═══ Task inputs ═══
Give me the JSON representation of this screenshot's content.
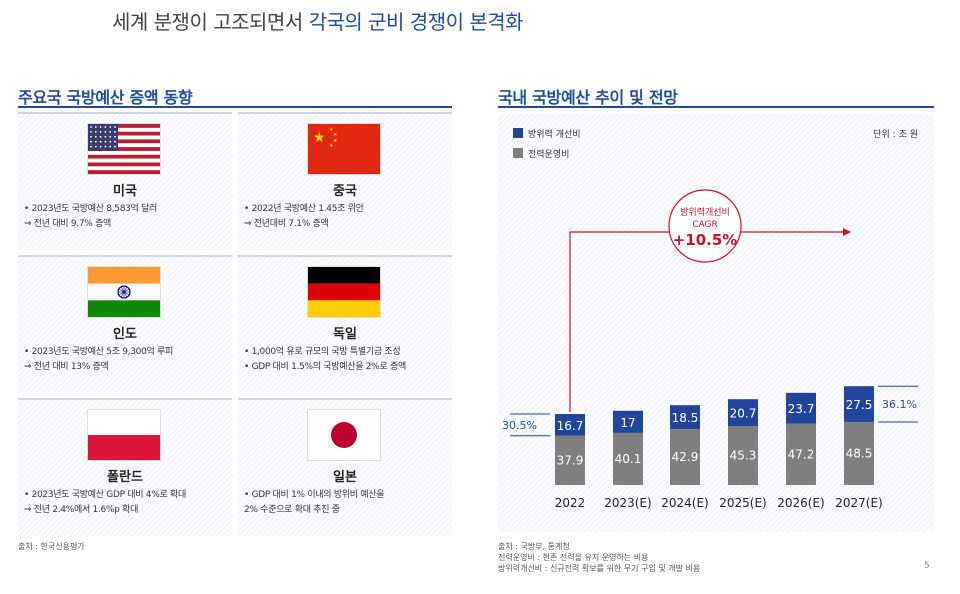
{
  "header": {
    "title_part1": "세계 분쟁이 고조되면서",
    "title_part2": "각국의 군비 경쟁이 본격화"
  },
  "left": {
    "section_title": "주요국 국방예산 증액 동향",
    "countries": [
      {
        "name": "미국",
        "flag": "us-flag",
        "info": [
          "• 2023년도 국방예산 8,583억 달러",
          "   ⇒ 전년 대비 9.7% 증액"
        ]
      },
      {
        "name": "중국",
        "flag": "china-flag",
        "info": [
          "• 2022년 국방예산 1.45조 위안",
          "   ⇒ 전년대비 7.1% 증액"
        ]
      },
      {
        "name": "인도",
        "flag": "india-flag",
        "info": [
          "• 2023년도 국방예산 5조 9,300억 루피",
          "   ⇒ 전년 대비 13% 증액"
        ]
      },
      {
        "name": "독일",
        "flag": "germany-flag",
        "info": [
          "• 1,000억 유로 규모의 국방 특별기금 조성",
          "• GDP 대비 1.5%의 국방예산을 2%로 증액"
        ]
      },
      {
        "name": "폴란드",
        "flag": "poland-flag",
        "info": [
          "• 2023년도 국방예산 GDP 대비 4%로 확대",
          "   ⇒ 전년 2.4%에서 1.6%p 확대"
        ]
      },
      {
        "name": "일본",
        "flag": "japan-flag",
        "info": [
          "• GDP 대비 1% 이내의 방위비 예산을",
          "   2% 수준으로 확대 추진 중"
        ]
      }
    ],
    "source": "출처 : 한국신용평가"
  },
  "right": {
    "section_title": "국내 국방예산 추이 및 전망",
    "source_lines": [
      "출처 : 국방부, 통계청",
      "전력운영비 : 현존 전력을 유지 운영하는 비용",
      "방위력개선비 : 신규전력 확보를 위한 무기 구입 및 개발 비용"
    ]
  },
  "chart_data": {
    "type": "bar",
    "stacked": true,
    "categories": [
      "2022",
      "2023(E)",
      "2024(E)",
      "2025(E)",
      "2026(E)",
      "2027(E)"
    ],
    "series": [
      {
        "name": "전력운영비",
        "values": [
          37.9,
          40.1,
          42.9,
          45.3,
          47.2,
          48.5
        ],
        "color": "#7f7f7f"
      },
      {
        "name": "방위력 개선비",
        "values": [
          16.7,
          17,
          18.5,
          20.7,
          23.7,
          27.5
        ],
        "color": "#22449a"
      }
    ],
    "unit": "단위 : 조 원",
    "legend": "top-left",
    "annotations": {
      "share_2022": "30.5%",
      "share_2027": "36.1%",
      "cagr_line1": "방위력개선비",
      "cagr_line2": "CAGR",
      "cagr_value": "+10.5%"
    }
  },
  "page_number": "5"
}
═══
What this task involves:
Give back all entries exactly. No pictures belong in the copy.

In response:
Give me the JSON representation of this screenshot's content.
{
  "header": {
    "title_part1": "세계 분쟁이 고조되면서",
    "title_part2": "각국의 군비 경쟁이 본격화"
  },
  "left": {
    "section_title": "주요국 국방예산 증액 동향",
    "countries": [
      {
        "name": "미국",
        "flag": "us-flag",
        "info": [
          "• 2023년도 국방예산 8,583억 달러",
          "   ⇒ 전년 대비 9.7% 증액"
        ]
      },
      {
        "name": "중국",
        "flag": "china-flag",
        "info": [
          "• 2022년 국방예산 1.45조 위안",
          "   ⇒ 전년대비 7.1% 증액"
        ]
      },
      {
        "name": "인도",
        "flag": "india-flag",
        "info": [
          "• 2023년도 국방예산 5조 9,300억 루피",
          "   ⇒ 전년 대비 13% 증액"
        ]
      },
      {
        "name": "독일",
        "flag": "germany-flag",
        "info": [
          "• 1,000억 유로 규모의 국방 특별기금 조성",
          "• GDP 대비 1.5%의 국방예산을 2%로 증액"
        ]
      },
      {
        "name": "폴란드",
        "flag": "poland-flag",
        "info": [
          "• 2023년도 국방예산 GDP 대비 4%로 확대",
          "   ⇒ 전년 2.4%에서 1.6%p 확대"
        ]
      },
      {
        "name": "일본",
        "flag": "japan-flag",
        "info": [
          "• GDP 대비 1% 이내의 방위비 예산을",
          "   2% 수준으로 확대 추진 중"
        ]
      }
    ],
    "source": "출처 : 한국신용평가"
  },
  "right": {
    "section_title": "국내 국방예산 추이 및 전망",
    "source_lines": [
      "출처 : 국방부, 통계청",
      "전력운영비 : 현존 전력을 유지 운영하는 비용",
      "방위력개선비 : 신규전력 확보를 위한 무기 구입 및 개발 비용"
    ]
  },
  "chart_data": {
    "type": "bar",
    "stacked": true,
    "categories": [
      "2022",
      "2023(E)",
      "2024(E)",
      "2025(E)",
      "2026(E)",
      "2027(E)"
    ],
    "series": [
      {
        "name": "전력운영비",
        "values": [
          37.9,
          40.1,
          42.9,
          45.3,
          47.2,
          48.5
        ],
        "color": "#7f7f7f"
      },
      {
        "name": "방위력 개선비",
        "values": [
          16.7,
          17,
          18.5,
          20.7,
          23.7,
          27.5
        ],
        "color": "#22449a"
      }
    ],
    "unit": "단위 : 조 원",
    "legend": "top-left",
    "annotations": {
      "share_2022": "30.5%",
      "share_2027": "36.1%",
      "cagr_line1": "방위력개선비",
      "cagr_line2": "CAGR",
      "cagr_value": "+10.5%"
    }
  },
  "page_number": "5"
}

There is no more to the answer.